* Challenge: Return, word for word, every line that follows.

* Excerpt from a dataset:
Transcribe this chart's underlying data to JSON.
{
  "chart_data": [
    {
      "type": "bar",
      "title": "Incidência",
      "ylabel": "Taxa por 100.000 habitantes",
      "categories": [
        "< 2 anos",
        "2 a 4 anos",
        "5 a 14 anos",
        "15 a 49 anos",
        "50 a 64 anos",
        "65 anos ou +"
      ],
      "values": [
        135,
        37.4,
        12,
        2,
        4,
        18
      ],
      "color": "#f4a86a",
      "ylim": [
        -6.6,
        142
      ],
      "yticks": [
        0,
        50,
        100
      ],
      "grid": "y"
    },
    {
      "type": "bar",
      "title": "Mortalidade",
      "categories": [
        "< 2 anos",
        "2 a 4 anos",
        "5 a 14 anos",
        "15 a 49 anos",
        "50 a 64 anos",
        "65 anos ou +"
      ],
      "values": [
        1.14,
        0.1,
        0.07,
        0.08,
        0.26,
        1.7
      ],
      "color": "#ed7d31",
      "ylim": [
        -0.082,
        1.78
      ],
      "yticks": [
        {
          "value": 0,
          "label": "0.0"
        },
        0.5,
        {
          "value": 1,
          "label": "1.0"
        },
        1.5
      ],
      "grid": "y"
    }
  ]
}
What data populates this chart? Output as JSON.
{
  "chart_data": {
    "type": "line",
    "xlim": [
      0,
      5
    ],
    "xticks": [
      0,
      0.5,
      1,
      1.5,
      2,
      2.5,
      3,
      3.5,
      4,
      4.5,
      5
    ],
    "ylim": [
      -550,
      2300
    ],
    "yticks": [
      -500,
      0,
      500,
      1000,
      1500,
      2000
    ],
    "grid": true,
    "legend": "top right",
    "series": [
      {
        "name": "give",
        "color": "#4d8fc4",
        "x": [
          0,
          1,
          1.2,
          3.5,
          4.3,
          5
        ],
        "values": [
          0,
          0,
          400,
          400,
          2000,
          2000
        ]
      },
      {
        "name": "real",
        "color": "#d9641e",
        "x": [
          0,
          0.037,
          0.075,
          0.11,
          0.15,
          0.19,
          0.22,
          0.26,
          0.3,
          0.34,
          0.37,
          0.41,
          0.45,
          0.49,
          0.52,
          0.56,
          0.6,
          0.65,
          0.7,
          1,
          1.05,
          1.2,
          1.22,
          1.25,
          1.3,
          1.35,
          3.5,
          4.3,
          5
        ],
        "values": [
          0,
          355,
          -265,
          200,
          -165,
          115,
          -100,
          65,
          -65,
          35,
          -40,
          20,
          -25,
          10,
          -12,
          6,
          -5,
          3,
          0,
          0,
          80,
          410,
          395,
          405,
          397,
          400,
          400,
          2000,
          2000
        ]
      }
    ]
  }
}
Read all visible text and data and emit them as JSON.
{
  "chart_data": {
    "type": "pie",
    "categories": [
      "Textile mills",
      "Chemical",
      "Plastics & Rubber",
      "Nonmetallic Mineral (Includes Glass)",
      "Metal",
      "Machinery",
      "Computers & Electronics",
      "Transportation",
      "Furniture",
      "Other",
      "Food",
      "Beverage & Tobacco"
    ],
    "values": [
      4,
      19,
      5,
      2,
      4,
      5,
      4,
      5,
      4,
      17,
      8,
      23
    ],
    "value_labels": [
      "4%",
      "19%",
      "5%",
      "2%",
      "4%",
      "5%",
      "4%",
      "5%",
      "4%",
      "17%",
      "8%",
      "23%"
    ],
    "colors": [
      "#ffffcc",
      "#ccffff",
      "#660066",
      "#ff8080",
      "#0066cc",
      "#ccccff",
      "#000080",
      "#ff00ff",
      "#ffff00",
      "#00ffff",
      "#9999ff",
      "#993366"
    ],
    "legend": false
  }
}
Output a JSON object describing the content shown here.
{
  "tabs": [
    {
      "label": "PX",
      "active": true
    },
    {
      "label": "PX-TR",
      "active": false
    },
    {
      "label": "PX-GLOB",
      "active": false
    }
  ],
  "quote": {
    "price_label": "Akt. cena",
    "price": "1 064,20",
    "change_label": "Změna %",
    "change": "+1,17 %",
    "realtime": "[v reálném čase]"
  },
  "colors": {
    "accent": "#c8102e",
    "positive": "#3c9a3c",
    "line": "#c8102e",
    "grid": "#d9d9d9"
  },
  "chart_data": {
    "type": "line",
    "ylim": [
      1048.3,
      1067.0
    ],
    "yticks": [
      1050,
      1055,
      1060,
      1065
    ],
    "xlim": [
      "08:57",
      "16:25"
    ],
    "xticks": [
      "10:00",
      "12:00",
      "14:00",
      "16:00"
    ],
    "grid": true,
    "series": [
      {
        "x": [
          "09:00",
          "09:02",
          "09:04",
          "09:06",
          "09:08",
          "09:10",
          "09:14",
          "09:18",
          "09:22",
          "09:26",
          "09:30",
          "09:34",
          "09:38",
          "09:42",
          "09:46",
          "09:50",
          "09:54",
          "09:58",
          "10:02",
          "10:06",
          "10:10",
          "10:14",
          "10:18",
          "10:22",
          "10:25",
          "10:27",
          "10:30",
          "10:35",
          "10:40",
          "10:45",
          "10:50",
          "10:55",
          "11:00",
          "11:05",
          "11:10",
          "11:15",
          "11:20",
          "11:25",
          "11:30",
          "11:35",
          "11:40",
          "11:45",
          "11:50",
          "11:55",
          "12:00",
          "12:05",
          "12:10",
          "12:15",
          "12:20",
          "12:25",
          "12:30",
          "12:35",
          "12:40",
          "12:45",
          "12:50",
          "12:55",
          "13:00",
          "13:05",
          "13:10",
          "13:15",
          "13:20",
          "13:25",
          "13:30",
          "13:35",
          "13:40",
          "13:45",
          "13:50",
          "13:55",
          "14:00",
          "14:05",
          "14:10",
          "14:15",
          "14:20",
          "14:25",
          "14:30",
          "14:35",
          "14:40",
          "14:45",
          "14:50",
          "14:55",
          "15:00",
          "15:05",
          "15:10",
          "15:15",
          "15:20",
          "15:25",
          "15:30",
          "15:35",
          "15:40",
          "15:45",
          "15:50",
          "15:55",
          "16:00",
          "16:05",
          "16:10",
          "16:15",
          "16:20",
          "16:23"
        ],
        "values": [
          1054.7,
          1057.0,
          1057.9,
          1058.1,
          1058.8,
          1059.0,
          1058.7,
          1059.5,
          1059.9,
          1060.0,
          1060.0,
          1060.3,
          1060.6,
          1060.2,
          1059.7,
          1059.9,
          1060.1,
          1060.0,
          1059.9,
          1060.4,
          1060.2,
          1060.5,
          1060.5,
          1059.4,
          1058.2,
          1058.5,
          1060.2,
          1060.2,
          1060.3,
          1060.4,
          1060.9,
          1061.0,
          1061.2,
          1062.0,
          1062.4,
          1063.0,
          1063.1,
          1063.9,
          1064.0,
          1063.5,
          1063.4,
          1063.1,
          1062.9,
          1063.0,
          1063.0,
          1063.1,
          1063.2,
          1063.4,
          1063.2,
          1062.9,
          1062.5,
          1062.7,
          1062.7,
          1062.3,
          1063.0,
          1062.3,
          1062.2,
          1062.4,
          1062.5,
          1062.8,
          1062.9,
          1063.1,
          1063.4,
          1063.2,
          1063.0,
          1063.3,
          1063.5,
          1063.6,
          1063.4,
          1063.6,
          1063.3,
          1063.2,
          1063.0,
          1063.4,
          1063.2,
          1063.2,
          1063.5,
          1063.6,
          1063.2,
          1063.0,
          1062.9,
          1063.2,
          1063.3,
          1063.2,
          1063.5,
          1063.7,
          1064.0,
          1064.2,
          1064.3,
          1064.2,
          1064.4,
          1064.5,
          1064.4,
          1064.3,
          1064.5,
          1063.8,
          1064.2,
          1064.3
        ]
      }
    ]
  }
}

* Result for this task:
Transcribe this chart's underlying data to JSON.
{
  "chart_data": [
    {
      "type": "bar",
      "title": "Incidência",
      "ylabel": "Taxa por 100.000 habitantes",
      "categories": [
        "< 2 anos",
        "2 a 4 anos",
        "5 a 14 anos",
        "15 a 49 anos",
        "50 a 64 anos",
        "65 anos ou +"
      ],
      "values": [
        135,
        37.4,
        12,
        2,
        4,
        18
      ],
      "color": "#f4a86a",
      "ylim": [
        -6.6,
        142
      ],
      "yticks": [
        0,
        50,
        100
      ],
      "grid": "y"
    },
    {
      "type": "bar",
      "title": "Mortalidade",
      "categories": [
        "< 2 anos",
        "2 a 4 anos",
        "5 a 14 anos",
        "15 a 49 anos",
        "50 a 64 anos",
        "65 anos ou +"
      ],
      "values": [
        1.14,
        0.1,
        0.07,
        0.08,
        0.26,
        1.7
      ],
      "color": "#ed7d31",
      "ylim": [
        -0.082,
        1.78
      ],
      "yticks": [
        {
          "value": 0,
          "label": "0.0"
        },
        0.5,
        {
          "value": 1,
          "label": "1.0"
        },
        1.5
      ],
      "grid": "y"
    }
  ]
}
What data populates this chart? Output as JSON.
{
  "chart_data": {
    "type": "line",
    "xlim": [
      0,
      5
    ],
    "xticks": [
      0,
      0.5,
      1,
      1.5,
      2,
      2.5,
      3,
      3.5,
      4,
      4.5,
      5
    ],
    "ylim": [
      -550,
      2300
    ],
    "yticks": [
      -500,
      0,
      500,
      1000,
      1500,
      2000
    ],
    "grid": true,
    "legend": "top right",
    "series": [
      {
        "name": "give",
        "color": "#4d8fc4",
        "x": [
          0,
          1,
          1.2,
          3.5,
          4.3,
          5
        ],
        "values": [
          0,
          0,
          400,
          400,
          2000,
          2000
        ]
      },
      {
        "name": "real",
        "color": "#d9641e",
        "x": [
          0,
          0.037,
          0.075,
          0.11,
          0.15,
          0.19,
          0.22,
          0.26,
          0.3,
          0.34,
          0.37,
          0.41,
          0.45,
          0.49,
          0.52,
          0.56,
          0.6,
          0.65,
          0.7,
          1,
          1.05,
          1.2,
          1.22,
          1.25,
          1.3,
          1.35,
          3.5,
          4.3,
          5
        ],
        "values": [
          0,
          355,
          -265,
          200,
          -165,
          115,
          -100,
          65,
          -65,
          35,
          -40,
          20,
          -25,
          10,
          -12,
          6,
          -5,
          3,
          0,
          0,
          80,
          410,
          395,
          405,
          397,
          400,
          400,
          2000,
          2000
        ]
      }
    ]
  }
}
Read all visible text and data and emit them as JSON.
{
  "chart_data": {
    "type": "pie",
    "categories": [
      "Textile mills",
      "Chemical",
      "Plastics & Rubber",
      "Nonmetallic Mineral (Includes Glass)",
      "Metal",
      "Machinery",
      "Computers & Electronics",
      "Transportation",
      "Furniture",
      "Other",
      "Food",
      "Beverage & Tobacco"
    ],
    "values": [
      4,
      19,
      5,
      2,
      4,
      5,
      4,
      5,
      4,
      17,
      8,
      23
    ],
    "value_labels": [
      "4%",
      "19%",
      "5%",
      "2%",
      "4%",
      "5%",
      "4%",
      "5%",
      "4%",
      "17%",
      "8%",
      "23%"
    ],
    "colors": [
      "#ffffcc",
      "#ccffff",
      "#660066",
      "#ff8080",
      "#0066cc",
      "#ccccff",
      "#000080",
      "#ff00ff",
      "#ffff00",
      "#00ffff",
      "#9999ff",
      "#993366"
    ],
    "legend": false
  }
}
Output a JSON object describing the content shown here.
{
  "tabs": [
    {
      "label": "PX",
      "active": true
    },
    {
      "label": "PX-TR",
      "active": false
    },
    {
      "label": "PX-GLOB",
      "active": false
    }
  ],
  "quote": {
    "price_label": "Akt. cena",
    "price": "1 064,20",
    "change_label": "Změna %",
    "change": "+1,17 %",
    "realtime": "[v reálném čase]"
  },
  "colors": {
    "accent": "#c8102e",
    "positive": "#3c9a3c",
    "line": "#c8102e",
    "grid": "#d9d9d9"
  },
  "chart_data": {
    "type": "line",
    "ylim": [
      1048.3,
      1067.0
    ],
    "yticks": [
      1050,
      1055,
      1060,
      1065
    ],
    "xlim": [
      "08:57",
      "16:25"
    ],
    "xticks": [
      "10:00",
      "12:00",
      "14:00",
      "16:00"
    ],
    "grid": true,
    "series": [
      {
        "x": [
          "09:00",
          "09:02",
          "09:04",
          "09:06",
          "09:08",
          "09:10",
          "09:14",
          "09:18",
          "09:22",
          "09:26",
          "09:30",
          "09:34",
          "09:38",
          "09:42",
          "09:46",
          "09:50",
          "09:54",
          "09:58",
          "10:02",
          "10:06",
          "10:10",
          "10:14",
          "10:18",
          "10:22",
          "10:25",
          "10:27",
          "10:30",
          "10:35",
          "10:40",
          "10:45",
          "10:50",
          "10:55",
          "11:00",
          "11:05",
          "11:10",
          "11:15",
          "11:20",
          "11:25",
          "11:30",
          "11:35",
          "11:40",
          "11:45",
          "11:50",
          "11:55",
          "12:00",
          "12:05",
          "12:10",
          "12:15",
          "12:20",
          "12:25",
          "12:30",
          "12:35",
          "12:40",
          "12:45",
          "12:50",
          "12:55",
          "13:00",
          "13:05",
          "13:10",
          "13:15",
          "13:20",
          "13:25",
          "13:30",
          "13:35",
          "13:40",
          "13:45",
          "13:50",
          "13:55",
          "14:00",
          "14:05",
          "14:10",
          "14:15",
          "14:20",
          "14:25",
          "14:30",
          "14:35",
          "14:40",
          "14:45",
          "14:50",
          "14:55",
          "15:00",
          "15:05",
          "15:10",
          "15:15",
          "15:20",
          "15:25",
          "15:30",
          "15:35",
          "15:40",
          "15:45",
          "15:50",
          "15:55",
          "16:00",
          "16:05",
          "16:10",
          "16:15",
          "16:20",
          "16:23"
        ],
        "values": [
          1054.7,
          1057.0,
          1057.9,
          1058.1,
          1058.8,
          1059.0,
          1058.7,
          1059.5,
          1059.9,
          1060.0,
          1060.0,
          1060.3,
          1060.6,
          1060.2,
          1059.7,
          1059.9,
          1060.1,
          1060.0,
          1059.9,
          1060.4,
          1060.2,
          1060.5,
          1060.5,
          1059.4,
          1058.2,
          1058.5,
          1060.2,
          1060.2,
          1060.3,
          1060.4,
          1060.9,
          1061.0,
          1061.2,
          1062.0,
          1062.4,
          1063.0,
          1063.1,
          1063.9,
          1064.0,
          1063.5,
          1063.4,
          1063.1,
          1062.9,
          1063.0,
          1063.0,
          1063.1,
          1063.2,
          1063.4,
          1063.2,
          1062.9,
          1062.5,
          1062.7,
          1062.7,
          1062.3,
          1063.0,
          1062.3,
          1062.2,
          1062.4,
          1062.5,
          1062.8,
          1062.9,
          1063.1,
          1063.4,
          1063.2,
          1063.0,
          1063.3,
          1063.5,
          1063.6,
          1063.4,
          1063.6,
          1063.3,
          1063.2,
          1063.0,
          1063.4,
          1063.2,
          1063.2,
          1063.5,
          1063.6,
          1063.2,
          1063.0,
          1062.9,
          1063.2,
          1063.3,
          1063.2,
          1063.5,
          1063.7,
          1064.0,
          1064.2,
          1064.3,
          1064.2,
          1064.4,
          1064.5,
          1064.4,
          1064.3,
          1064.5,
          1063.8,
          1064.2,
          1064.3
        ]
      }
    ]
  }
}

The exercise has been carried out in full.